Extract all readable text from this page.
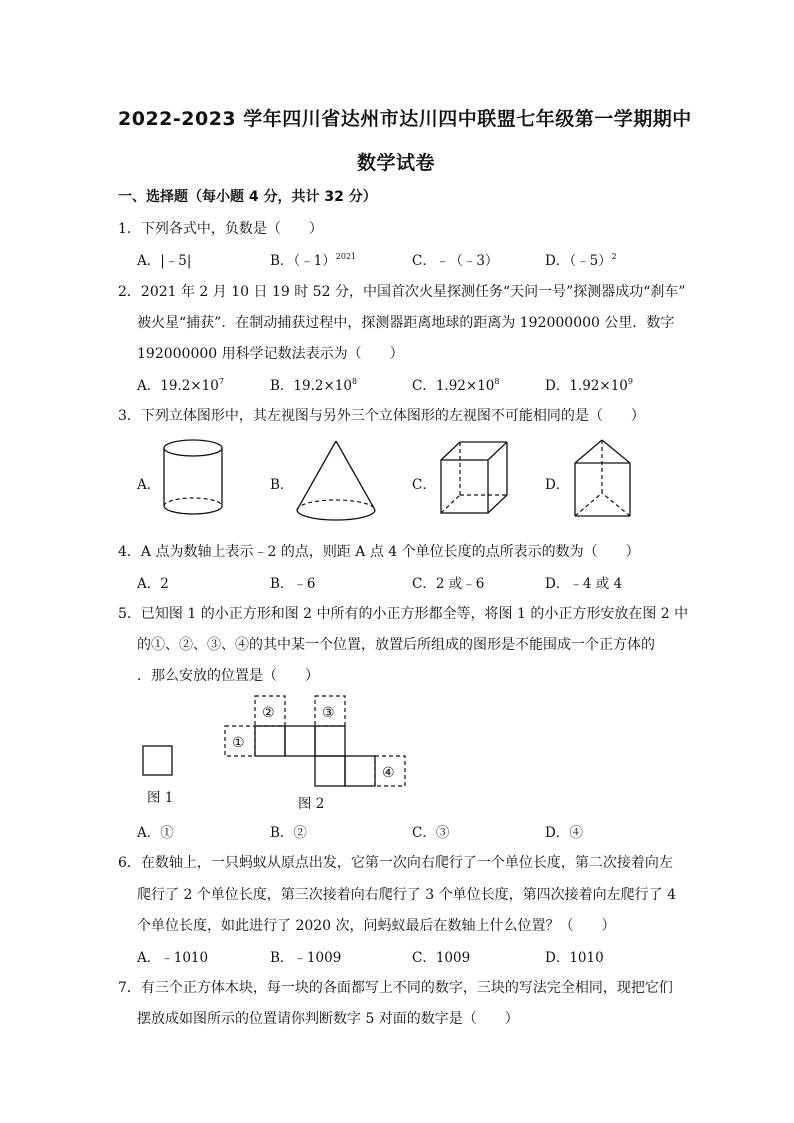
2022-2023 学年四川省达州市达川四中联盟七年级第一学期期中
数学试卷
一、选择题（每小题 4 分，共计 32 分）
1．下列各式中，负数是（　　）
A．|﹣5|	B．（﹣1）$^{2021}$	C．﹣（﹣3）	D．（﹣5）$^2$
2．2021 年 2 月 10 日 19 时 52 分，中国首次火星探测任务“天问一号”探测器成功“刹车”
被火星“捕获”．在制动捕获过程中，探测器距离地球的距离为 192000000 公里．数字
192000000 用科学记数法表示为（　　）
A．$19.2\times 10^7$	B．$19.2\times 10^8$	C．$1.92\times 10^8$	D．$1.92\times 10^9$
3．下列立体图形中，其左视图与另外三个立体图形的左视图不可能相同的是（　　）
A．	B．	C．	D．
4．A 点为数轴上表示﹣2 的点，则距 A 点 4 个单位长度的点所表示的数为（　　）
A．2	B．﹣6	C．2 或﹣6	D．﹣4 或 4
5．已知图 1 的小正方形和图 2 中所有的小正方形都全等，将图 1 的小正方形安放在图 2 中
的①、②、③、④的其中某一个位置，放置后所组成的图形是不能围成一个正方体的
．那么安放的位置是（　　）
图 1
①
②	③
④
图 2
A．①	B．②	C．③	D．④
6．在数轴上，一只蚂蚁从原点出发，它第一次向右爬行了一个单位长度，第二次接着向左
爬行了 2 个单位长度，第三次接着向右爬行了 3 个单位长度，第四次接着向左爬行了 4
个单位长度，如此进行了 2020 次，问蚂蚁最后在数轴上什么位置？（　　）
A．﹣1010	B．﹣1009	C．1009	D．1010
7．有三个正方体木块，每一块的各面都写上不同的数字，三块的写法完全相同，现把它们
摆放成如图所示的位置请你判断数字 5 对面的数字是（　　）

(WORK TO DO):
Your copy should match the records word for word, with the pictures removed.

(SOLUTION TO THE EXERCISE):
Extract all readable text from this page.
2022-2023 学年四川省达州市达川四中联盟七年级第一学期期中
数学试卷
一、选择题（每小题 4 分，共计 32 分）
1．下列各式中，负数是（　　）
A．|﹣5|	B．（﹣1）$^{2021}$	C．﹣（﹣3）	D．（﹣5）$^2$
2．2021 年 2 月 10 日 19 时 52 分，中国首次火星探测任务“天问一号”探测器成功“刹车”
被火星“捕获”．在制动捕获过程中，探测器距离地球的距离为 192000000 公里．数字
192000000 用科学记数法表示为（　　）
A．$19.2\times 10^7$	B．$19.2\times 10^8$	C．$1.92\times 10^8$	D．$1.92\times 10^9$
3．下列立体图形中，其左视图与另外三个立体图形的左视图不可能相同的是（　　）
A．	B．	C．	D．
4．A 点为数轴上表示﹣2 的点，则距 A 点 4 个单位长度的点所表示的数为（　　）
A．2	B．﹣6	C．2 或﹣6	D．﹣4 或 4
5．已知图 1 的小正方形和图 2 中所有的小正方形都全等，将图 1 的小正方形安放在图 2 中
的①、②、③、④的其中某一个位置，放置后所组成的图形是不能围成一个正方体的
．那么安放的位置是（　　）
图 1
①
②	③
④
图 2
A．①	B．②	C．③	D．④
6．在数轴上，一只蚂蚁从原点出发，它第一次向右爬行了一个单位长度，第二次接着向左
爬行了 2 个单位长度，第三次接着向右爬行了 3 个单位长度，第四次接着向左爬行了 4
个单位长度，如此进行了 2020 次，问蚂蚁最后在数轴上什么位置？（　　）
A．﹣1010	B．﹣1009	C．1009	D．1010
7．有三个正方体木块，每一块的各面都写上不同的数字，三块的写法完全相同，现把它们
摆放成如图所示的位置请你判断数字 5 对面的数字是（　　）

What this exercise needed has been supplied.